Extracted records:
↓↓↓

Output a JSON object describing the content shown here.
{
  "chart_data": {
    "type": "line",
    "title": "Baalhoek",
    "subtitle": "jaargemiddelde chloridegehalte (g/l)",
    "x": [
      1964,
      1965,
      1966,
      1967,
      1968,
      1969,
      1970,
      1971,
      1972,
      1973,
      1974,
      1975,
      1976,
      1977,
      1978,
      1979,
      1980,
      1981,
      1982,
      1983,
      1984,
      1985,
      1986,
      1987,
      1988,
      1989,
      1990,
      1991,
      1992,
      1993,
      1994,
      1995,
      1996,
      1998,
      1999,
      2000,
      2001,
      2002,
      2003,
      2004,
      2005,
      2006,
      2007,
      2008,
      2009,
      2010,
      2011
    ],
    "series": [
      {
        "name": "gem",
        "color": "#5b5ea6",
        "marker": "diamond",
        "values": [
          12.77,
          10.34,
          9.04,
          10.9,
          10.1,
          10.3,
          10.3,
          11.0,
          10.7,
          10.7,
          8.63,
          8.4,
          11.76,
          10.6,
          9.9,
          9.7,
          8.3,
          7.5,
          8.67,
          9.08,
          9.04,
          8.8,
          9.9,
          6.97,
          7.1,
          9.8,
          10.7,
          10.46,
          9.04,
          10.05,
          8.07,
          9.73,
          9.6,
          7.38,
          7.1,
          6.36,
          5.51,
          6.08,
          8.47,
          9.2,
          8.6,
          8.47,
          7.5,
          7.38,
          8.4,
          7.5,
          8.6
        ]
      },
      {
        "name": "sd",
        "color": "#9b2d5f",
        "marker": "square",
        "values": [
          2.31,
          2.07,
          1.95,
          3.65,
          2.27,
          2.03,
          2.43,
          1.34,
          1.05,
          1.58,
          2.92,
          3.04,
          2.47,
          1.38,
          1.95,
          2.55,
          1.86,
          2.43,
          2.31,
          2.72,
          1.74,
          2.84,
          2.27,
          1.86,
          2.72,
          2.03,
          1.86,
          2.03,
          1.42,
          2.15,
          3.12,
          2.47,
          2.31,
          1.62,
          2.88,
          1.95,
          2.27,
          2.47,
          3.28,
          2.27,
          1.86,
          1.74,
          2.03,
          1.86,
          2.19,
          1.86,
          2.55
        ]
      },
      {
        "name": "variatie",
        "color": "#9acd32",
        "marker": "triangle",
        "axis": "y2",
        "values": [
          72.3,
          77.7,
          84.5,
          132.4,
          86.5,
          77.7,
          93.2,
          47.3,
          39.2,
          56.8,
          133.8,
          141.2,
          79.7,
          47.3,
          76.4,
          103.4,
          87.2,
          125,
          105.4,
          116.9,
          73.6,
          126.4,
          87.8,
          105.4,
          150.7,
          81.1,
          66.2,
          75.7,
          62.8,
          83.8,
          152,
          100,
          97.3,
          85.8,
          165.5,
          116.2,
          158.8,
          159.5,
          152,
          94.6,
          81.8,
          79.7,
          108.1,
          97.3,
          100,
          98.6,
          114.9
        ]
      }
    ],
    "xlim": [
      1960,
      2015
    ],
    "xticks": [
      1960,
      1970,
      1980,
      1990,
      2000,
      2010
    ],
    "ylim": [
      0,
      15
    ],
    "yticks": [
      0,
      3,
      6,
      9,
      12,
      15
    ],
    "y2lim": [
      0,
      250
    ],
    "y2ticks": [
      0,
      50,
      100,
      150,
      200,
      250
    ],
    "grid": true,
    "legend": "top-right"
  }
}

↑↑↑

WHAT IS ASKED
Reproduce the listing in full. Keep it exactly as written.

OUTPUT
Output a JSON object describing the content shown here.
{
  "chart_data": {
    "type": "line",
    "title": "Baalhoek",
    "subtitle": "jaargemiddelde chloridegehalte (g/l)",
    "x": [
      1964,
      1965,
      1966,
      1967,
      1968,
      1969,
      1970,
      1971,
      1972,
      1973,
      1974,
      1975,
      1976,
      1977,
      1978,
      1979,
      1980,
      1981,
      1982,
      1983,
      1984,
      1985,
      1986,
      1987,
      1988,
      1989,
      1990,
      1991,
      1992,
      1993,
      1994,
      1995,
      1996,
      1998,
      1999,
      2000,
      2001,
      2002,
      2003,
      2004,
      2005,
      2006,
      2007,
      2008,
      2009,
      2010,
      2011
    ],
    "series": [
      {
        "name": "gem",
        "color": "#5b5ea6",
        "marker": "diamond",
        "values": [
          12.77,
          10.34,
          9.04,
          10.9,
          10.1,
          10.3,
          10.3,
          11.0,
          10.7,
          10.7,
          8.63,
          8.4,
          11.76,
          10.6,
          9.9,
          9.7,
          8.3,
          7.5,
          8.67,
          9.08,
          9.04,
          8.8,
          9.9,
          6.97,
          7.1,
          9.8,
          10.7,
          10.46,
          9.04,
          10.05,
          8.07,
          9.73,
          9.6,
          7.38,
          7.1,
          6.36,
          5.51,
          6.08,
          8.47,
          9.2,
          8.6,
          8.47,
          7.5,
          7.38,
          8.4,
          7.5,
          8.6
        ]
      },
      {
        "name": "sd",
        "color": "#9b2d5f",
        "marker": "square",
        "values": [
          2.31,
          2.07,
          1.95,
          3.65,
          2.27,
          2.03,
          2.43,
          1.34,
          1.05,
          1.58,
          2.92,
          3.04,
          2.47,
          1.38,
          1.95,
          2.55,
          1.86,
          2.43,
          2.31,
          2.72,
          1.74,
          2.84,
          2.27,
          1.86,
          2.72,
          2.03,
          1.86,
          2.03,
          1.42,
          2.15,
          3.12,
          2.47,
          2.31,
          1.62,
          2.88,
          1.95,
          2.27,
          2.47,
          3.28,
          2.27,
          1.86,
          1.74,
          2.03,
          1.86,
          2.19,
          1.86,
          2.55
        ]
      },
      {
        "name": "variatie",
        "color": "#9acd32",
        "marker": "triangle",
        "axis": "y2",
        "values": [
          72.3,
          77.7,
          84.5,
          132.4,
          86.5,
          77.7,
          93.2,
          47.3,
          39.2,
          56.8,
          133.8,
          141.2,
          79.7,
          47.3,
          76.4,
          103.4,
          87.2,
          125,
          105.4,
          116.9,
          73.6,
          126.4,
          87.8,
          105.4,
          150.7,
          81.1,
          66.2,
          75.7,
          62.8,
          83.8,
          152,
          100,
          97.3,
          85.8,
          165.5,
          116.2,
          158.8,
          159.5,
          152,
          94.6,
          81.8,
          79.7,
          108.1,
          97.3,
          100,
          98.6,
          114.9
        ]
      }
    ],
    "xlim": [
      1960,
      2015
    ],
    "xticks": [
      1960,
      1970,
      1980,
      1990,
      2000,
      2010
    ],
    "ylim": [
      0,
      15
    ],
    "yticks": [
      0,
      3,
      6,
      9,
      12,
      15
    ],
    "y2lim": [
      0,
      250
    ],
    "y2ticks": [
      0,
      50,
      100,
      150,
      200,
      250
    ],
    "grid": true,
    "legend": "top-right"
  }
}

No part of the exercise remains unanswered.